# SEITENTEXT

###

Gesetz oder Verordnung?Um etwas mehr Verständnis für die juristischen Fachtermini zu bekommen, soll an dieser Stelle ein kurzer Exkurs zum Thema Recht eingefügt werden: Gesetze werden vom Parlament verabschiedet. Sie regeln grob das menschliche Miteinander. Um das Parlament nicht mit Details zu überlasten, werden in den Gesetzen sogenannte Verordnungen ermächtigt. Diese Verordnungen geben den zuständigen Ministerien die Möglichkeit bindende Vorschriften zu erlassen. In den meisten Fällen, die die Apotheke betreffen, werden die Verordnungen durch das Gesundheitsministerium erlassen. Im Fall der durch das ChemG ermächtigten Verordnungen steht das Bundesumweltministerium in der Verantwortung.

###

(Datensätze)
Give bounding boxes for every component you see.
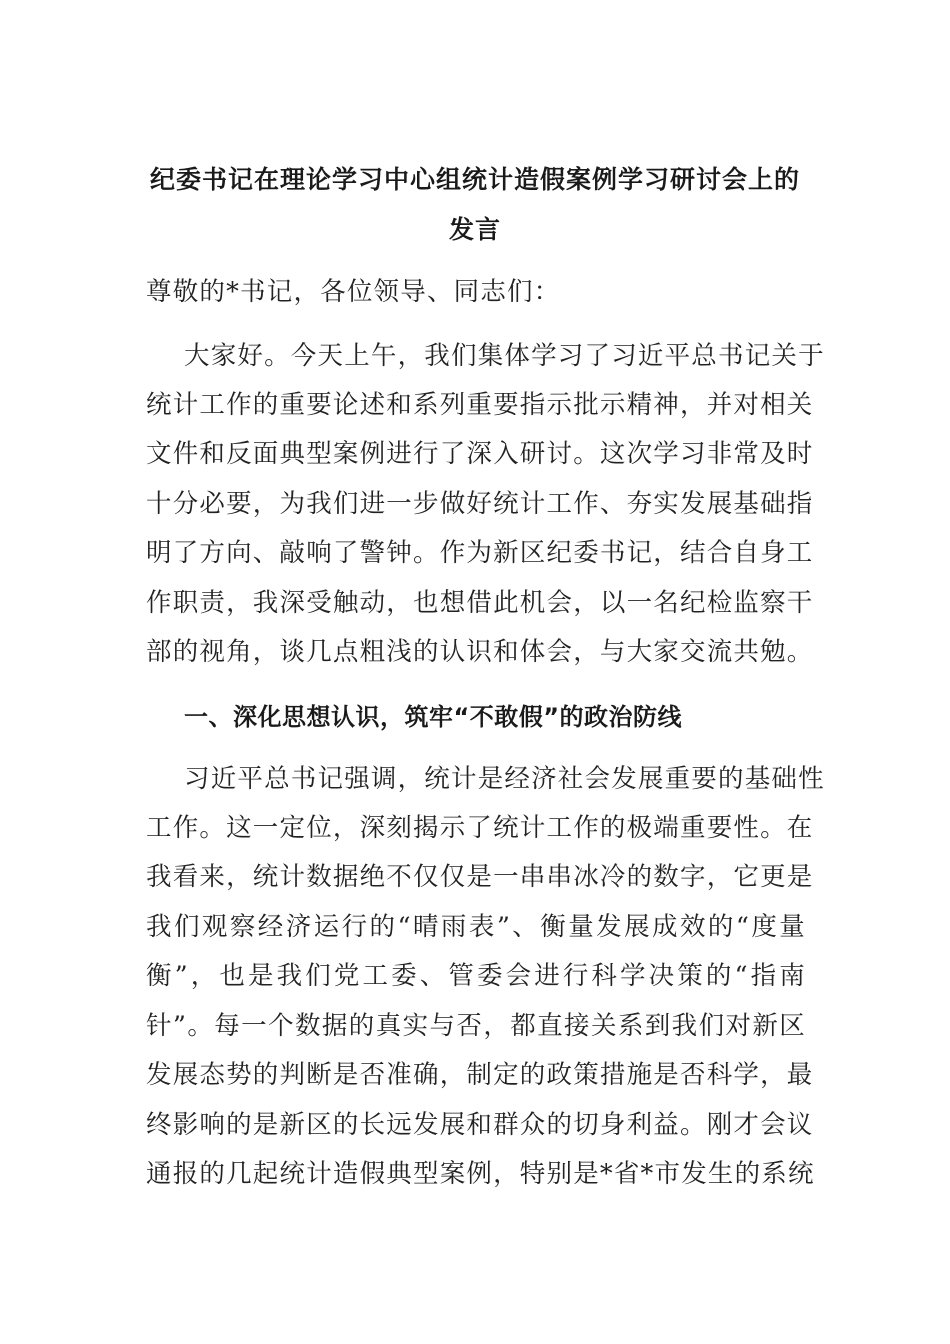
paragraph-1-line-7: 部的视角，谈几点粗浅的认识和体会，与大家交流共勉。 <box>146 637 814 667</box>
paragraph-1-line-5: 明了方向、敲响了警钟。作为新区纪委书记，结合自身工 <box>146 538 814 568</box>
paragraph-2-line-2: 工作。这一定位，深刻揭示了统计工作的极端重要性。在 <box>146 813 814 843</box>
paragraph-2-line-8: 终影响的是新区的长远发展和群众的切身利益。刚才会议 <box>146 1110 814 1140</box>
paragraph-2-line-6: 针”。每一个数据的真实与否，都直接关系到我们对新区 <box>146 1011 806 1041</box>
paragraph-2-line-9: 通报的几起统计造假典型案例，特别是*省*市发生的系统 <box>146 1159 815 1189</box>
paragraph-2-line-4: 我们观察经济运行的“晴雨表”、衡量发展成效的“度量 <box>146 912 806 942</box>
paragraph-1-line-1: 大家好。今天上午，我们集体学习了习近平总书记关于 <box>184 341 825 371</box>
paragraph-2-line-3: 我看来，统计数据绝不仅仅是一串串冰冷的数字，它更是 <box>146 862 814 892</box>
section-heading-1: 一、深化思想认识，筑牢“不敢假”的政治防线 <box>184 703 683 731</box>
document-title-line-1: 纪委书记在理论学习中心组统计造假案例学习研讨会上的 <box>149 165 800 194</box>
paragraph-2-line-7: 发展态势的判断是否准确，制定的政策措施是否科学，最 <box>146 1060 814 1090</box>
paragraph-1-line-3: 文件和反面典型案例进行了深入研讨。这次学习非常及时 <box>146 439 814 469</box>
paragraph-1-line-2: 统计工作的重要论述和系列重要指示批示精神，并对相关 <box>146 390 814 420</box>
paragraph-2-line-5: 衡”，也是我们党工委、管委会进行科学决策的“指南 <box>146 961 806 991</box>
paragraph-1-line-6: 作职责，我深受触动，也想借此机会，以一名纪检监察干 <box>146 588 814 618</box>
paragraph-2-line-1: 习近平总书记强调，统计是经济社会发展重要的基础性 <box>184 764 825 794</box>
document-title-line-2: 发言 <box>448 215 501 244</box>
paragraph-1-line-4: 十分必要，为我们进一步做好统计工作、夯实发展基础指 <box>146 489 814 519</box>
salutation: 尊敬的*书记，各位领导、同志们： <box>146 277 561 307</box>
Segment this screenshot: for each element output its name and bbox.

###

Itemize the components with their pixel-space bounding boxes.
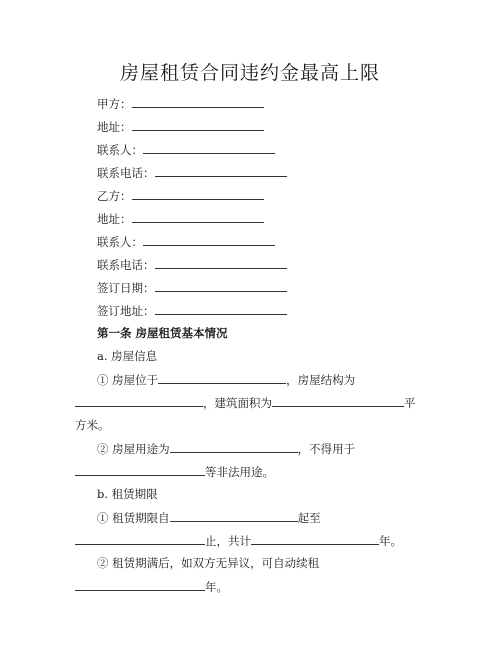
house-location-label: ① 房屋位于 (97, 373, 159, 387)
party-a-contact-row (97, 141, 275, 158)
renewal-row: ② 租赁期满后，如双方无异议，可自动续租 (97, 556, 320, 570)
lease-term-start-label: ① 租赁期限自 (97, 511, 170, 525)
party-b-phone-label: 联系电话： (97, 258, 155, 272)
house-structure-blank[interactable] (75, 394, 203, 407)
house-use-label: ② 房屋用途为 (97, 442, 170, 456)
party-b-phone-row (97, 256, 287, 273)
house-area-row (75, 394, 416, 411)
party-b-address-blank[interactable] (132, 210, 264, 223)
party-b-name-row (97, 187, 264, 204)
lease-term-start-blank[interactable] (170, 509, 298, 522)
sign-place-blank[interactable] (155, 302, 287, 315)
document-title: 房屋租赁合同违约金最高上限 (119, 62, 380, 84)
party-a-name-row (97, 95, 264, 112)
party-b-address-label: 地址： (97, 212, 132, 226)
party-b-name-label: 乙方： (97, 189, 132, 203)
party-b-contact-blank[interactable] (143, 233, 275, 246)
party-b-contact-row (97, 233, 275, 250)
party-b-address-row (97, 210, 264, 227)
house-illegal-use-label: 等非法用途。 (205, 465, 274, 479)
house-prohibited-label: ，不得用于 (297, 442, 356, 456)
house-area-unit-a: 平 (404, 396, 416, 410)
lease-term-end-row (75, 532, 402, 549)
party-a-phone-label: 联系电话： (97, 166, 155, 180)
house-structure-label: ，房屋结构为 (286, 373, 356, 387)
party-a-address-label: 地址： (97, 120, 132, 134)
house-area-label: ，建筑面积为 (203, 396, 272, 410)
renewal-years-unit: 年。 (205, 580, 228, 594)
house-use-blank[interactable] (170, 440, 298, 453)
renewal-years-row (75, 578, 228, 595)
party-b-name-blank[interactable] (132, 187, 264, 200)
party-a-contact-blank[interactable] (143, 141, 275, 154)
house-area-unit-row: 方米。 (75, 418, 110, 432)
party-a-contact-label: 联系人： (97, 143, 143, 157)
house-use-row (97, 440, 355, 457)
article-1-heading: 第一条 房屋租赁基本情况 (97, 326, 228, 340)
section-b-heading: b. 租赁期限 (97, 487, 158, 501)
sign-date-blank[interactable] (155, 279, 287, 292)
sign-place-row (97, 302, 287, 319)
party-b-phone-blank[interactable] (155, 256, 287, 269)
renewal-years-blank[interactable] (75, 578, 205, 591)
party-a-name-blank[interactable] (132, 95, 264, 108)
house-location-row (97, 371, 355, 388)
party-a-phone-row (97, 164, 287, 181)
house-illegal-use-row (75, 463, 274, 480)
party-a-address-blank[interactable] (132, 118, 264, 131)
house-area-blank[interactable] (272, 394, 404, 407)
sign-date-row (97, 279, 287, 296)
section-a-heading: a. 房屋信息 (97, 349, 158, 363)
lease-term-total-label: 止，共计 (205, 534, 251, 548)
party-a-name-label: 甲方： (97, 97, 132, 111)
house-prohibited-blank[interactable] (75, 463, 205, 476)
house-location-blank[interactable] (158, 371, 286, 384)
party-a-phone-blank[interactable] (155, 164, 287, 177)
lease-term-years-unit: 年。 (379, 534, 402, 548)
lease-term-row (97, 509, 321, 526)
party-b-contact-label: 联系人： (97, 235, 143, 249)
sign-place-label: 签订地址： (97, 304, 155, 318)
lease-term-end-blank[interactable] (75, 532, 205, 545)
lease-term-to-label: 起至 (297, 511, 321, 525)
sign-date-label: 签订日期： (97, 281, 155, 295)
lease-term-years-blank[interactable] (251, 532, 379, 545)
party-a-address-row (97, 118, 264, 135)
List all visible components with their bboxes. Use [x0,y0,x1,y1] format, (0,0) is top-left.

###

# AUFGABEN
1. Welches Ministerium trägt laut dem Text über Gesetze und Verordnungen die Verantwortung für die durch das ChemG ermächtigten Verordnungen?
2. Führe den Text über Gesetze und Verordnungen im Anschluss an seinen letzten Satz weiter.

# LÖSUNGEN
1. Das Bundesumweltministerium.

2.
Nachdem das ChemG erstmals 1980 in Kraft trat, wurde es immer wieder an aktuelle Gegebenheiten angepasst. Der Zweck ist trotzdem im Laufe der Jahre gleich geblieben. Es soll den Menschen und die Umwelt vor schädlichen Einwirkungen gefährlicher Stoffe und Gemische schützen. Im Jahr 2013 kam es aufgrund des Inkrafttretens europäischer Verordnungen zur bisher einschneidendsten Neubekanntmachung. Viele Vorschriften wurden angepasst, um einen einheitlichen europäischen Standard erreichen zu können. Das ChemG macht sich die allgemeingültigen europäischen Verordnungen zu Nutze.

Zur Entlastung nationaler Behörden verweist es sowohl bei der Definition gefährlicher Stoffe, als auch bei der Einstufung, Kennzeichnung und Verpackung von Gefahrstoffen auf die jeweilige europäische Verordnung. Eine der wichtigen verbleibenden Aufgaben des ChemG ist die Festlegung der nationalen Behörden, die für bestimmte Kompetenzbereiche zuständig sind. Falls gefahrstoffrelevante Probleme in der Apotheke auftreten, die mit Standardprozeduren nicht zu lösen sind, soll es dabei helfen die jeweils zuständige Behörde ausfindig zu machen. Als weitere wichtige Aufgabe schafft das ChemG die Grundlage für die erwähnten Verordnungen.

Gesetze und Verordnungen sind wichtige Informationsquellen, wenn es um die Abgabe von Chemikalien geht.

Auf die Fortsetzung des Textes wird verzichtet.